Instruction — Check every line below for the word "xlabel" and give only the number of lines where it appears.
━━ Input rows
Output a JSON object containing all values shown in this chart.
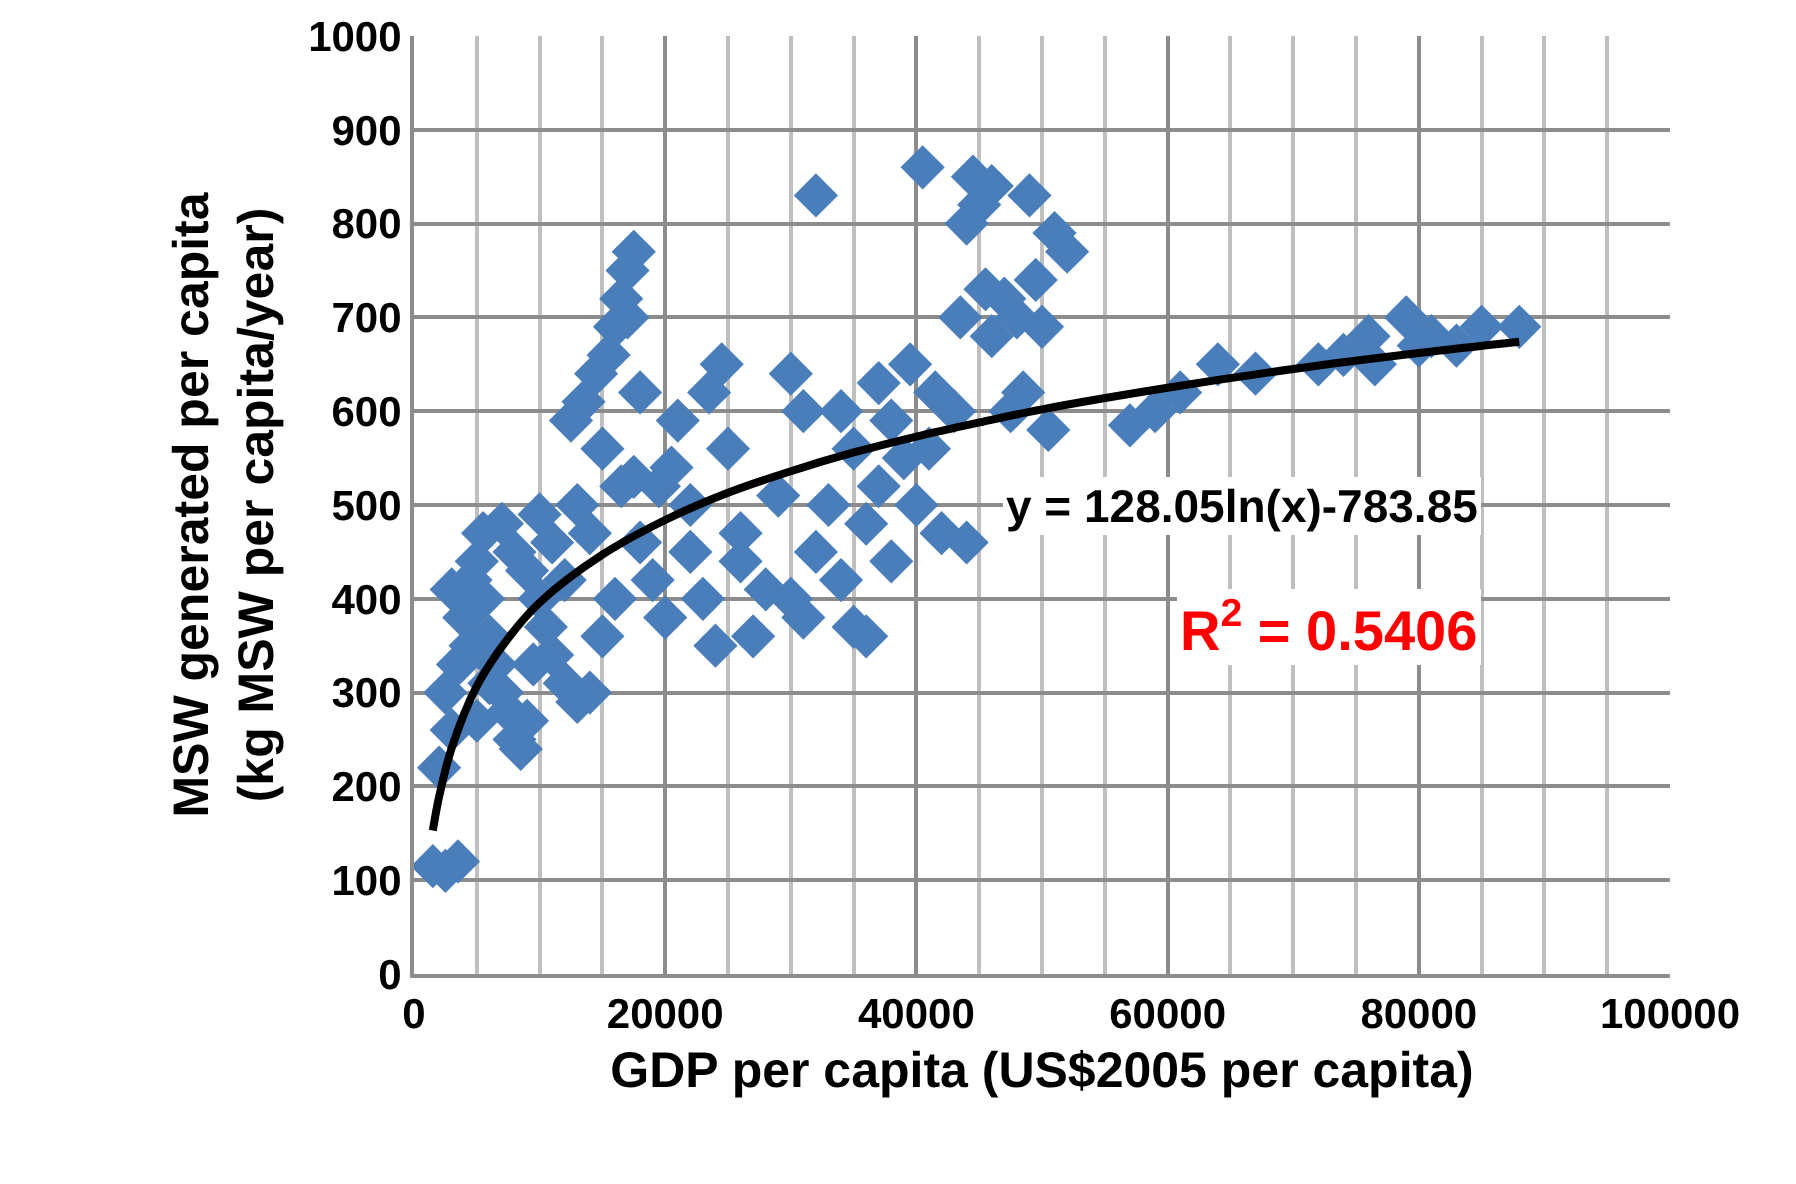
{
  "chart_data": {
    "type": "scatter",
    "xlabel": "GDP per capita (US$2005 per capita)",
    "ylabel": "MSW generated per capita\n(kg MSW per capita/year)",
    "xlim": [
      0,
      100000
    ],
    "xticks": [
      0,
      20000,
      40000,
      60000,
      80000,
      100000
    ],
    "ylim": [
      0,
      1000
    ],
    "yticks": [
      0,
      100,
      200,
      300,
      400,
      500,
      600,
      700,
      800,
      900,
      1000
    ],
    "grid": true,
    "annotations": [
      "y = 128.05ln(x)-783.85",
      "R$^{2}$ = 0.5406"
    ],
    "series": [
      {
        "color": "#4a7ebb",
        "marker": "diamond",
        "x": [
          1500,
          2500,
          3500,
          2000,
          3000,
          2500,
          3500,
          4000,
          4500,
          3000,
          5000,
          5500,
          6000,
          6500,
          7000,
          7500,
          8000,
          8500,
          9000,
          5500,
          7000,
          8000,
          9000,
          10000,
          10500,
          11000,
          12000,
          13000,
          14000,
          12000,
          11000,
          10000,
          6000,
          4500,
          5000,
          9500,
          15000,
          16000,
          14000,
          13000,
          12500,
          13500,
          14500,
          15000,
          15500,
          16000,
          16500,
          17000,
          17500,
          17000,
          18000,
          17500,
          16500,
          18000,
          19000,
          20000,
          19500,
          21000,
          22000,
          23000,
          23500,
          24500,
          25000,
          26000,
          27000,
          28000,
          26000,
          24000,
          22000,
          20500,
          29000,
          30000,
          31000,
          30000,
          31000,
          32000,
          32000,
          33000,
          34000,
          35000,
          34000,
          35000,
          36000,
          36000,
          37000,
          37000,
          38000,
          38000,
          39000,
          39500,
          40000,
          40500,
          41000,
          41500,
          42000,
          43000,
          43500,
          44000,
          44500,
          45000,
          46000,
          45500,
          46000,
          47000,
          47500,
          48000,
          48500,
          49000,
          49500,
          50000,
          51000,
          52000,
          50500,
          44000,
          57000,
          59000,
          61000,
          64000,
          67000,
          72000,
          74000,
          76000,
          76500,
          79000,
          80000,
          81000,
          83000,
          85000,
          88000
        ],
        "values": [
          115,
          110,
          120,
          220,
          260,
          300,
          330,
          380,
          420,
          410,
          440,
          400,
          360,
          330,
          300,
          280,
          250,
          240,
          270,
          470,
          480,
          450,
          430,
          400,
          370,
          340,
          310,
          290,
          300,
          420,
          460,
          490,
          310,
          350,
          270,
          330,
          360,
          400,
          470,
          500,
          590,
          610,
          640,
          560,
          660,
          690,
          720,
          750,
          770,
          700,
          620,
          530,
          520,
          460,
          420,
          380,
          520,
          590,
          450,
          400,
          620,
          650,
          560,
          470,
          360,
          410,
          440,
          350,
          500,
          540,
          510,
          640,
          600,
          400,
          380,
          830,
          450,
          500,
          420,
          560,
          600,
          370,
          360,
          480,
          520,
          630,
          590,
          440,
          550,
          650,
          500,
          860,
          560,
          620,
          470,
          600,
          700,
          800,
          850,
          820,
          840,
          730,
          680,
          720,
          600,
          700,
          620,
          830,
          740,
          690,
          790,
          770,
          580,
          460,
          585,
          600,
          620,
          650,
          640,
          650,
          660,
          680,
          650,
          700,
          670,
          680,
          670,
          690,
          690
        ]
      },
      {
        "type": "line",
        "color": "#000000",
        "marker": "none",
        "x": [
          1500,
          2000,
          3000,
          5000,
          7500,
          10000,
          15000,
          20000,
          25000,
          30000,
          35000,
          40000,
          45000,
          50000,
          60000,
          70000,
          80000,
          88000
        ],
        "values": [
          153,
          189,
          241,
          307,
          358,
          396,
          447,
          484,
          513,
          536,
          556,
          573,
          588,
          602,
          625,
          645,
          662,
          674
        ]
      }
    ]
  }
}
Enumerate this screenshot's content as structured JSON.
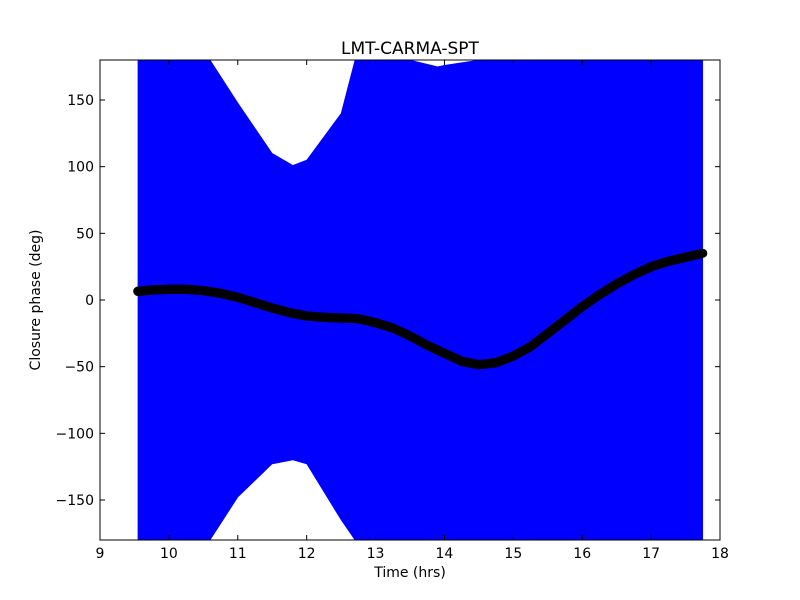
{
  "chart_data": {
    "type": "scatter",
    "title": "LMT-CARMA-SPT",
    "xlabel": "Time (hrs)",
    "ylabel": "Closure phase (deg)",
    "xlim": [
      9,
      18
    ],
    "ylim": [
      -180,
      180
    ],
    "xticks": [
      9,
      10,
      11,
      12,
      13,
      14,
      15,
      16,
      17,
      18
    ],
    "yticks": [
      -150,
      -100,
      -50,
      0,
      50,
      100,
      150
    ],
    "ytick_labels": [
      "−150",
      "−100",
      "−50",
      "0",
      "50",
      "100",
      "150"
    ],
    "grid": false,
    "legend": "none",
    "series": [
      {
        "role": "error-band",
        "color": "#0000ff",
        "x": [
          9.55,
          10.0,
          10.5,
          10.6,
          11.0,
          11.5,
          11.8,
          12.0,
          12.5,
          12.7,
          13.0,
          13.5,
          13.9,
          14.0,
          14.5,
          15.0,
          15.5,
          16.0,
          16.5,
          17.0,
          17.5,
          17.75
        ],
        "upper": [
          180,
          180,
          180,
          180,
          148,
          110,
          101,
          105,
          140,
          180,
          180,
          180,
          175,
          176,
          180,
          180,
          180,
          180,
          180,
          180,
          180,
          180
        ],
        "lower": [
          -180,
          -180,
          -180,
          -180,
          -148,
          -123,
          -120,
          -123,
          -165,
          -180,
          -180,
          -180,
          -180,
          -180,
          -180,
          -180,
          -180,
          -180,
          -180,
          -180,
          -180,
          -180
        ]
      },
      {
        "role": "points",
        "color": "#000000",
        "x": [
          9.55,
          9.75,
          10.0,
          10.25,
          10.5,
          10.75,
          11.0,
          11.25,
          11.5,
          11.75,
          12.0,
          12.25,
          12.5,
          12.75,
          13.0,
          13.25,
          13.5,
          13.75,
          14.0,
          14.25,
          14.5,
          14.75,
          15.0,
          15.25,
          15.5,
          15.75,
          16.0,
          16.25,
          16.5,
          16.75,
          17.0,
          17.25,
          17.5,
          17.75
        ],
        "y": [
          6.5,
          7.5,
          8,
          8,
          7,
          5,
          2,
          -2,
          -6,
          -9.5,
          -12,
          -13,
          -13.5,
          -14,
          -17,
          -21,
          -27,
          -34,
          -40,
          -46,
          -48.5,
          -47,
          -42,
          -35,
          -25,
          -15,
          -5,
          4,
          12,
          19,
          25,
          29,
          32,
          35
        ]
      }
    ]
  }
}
━━━━
Full answer — 2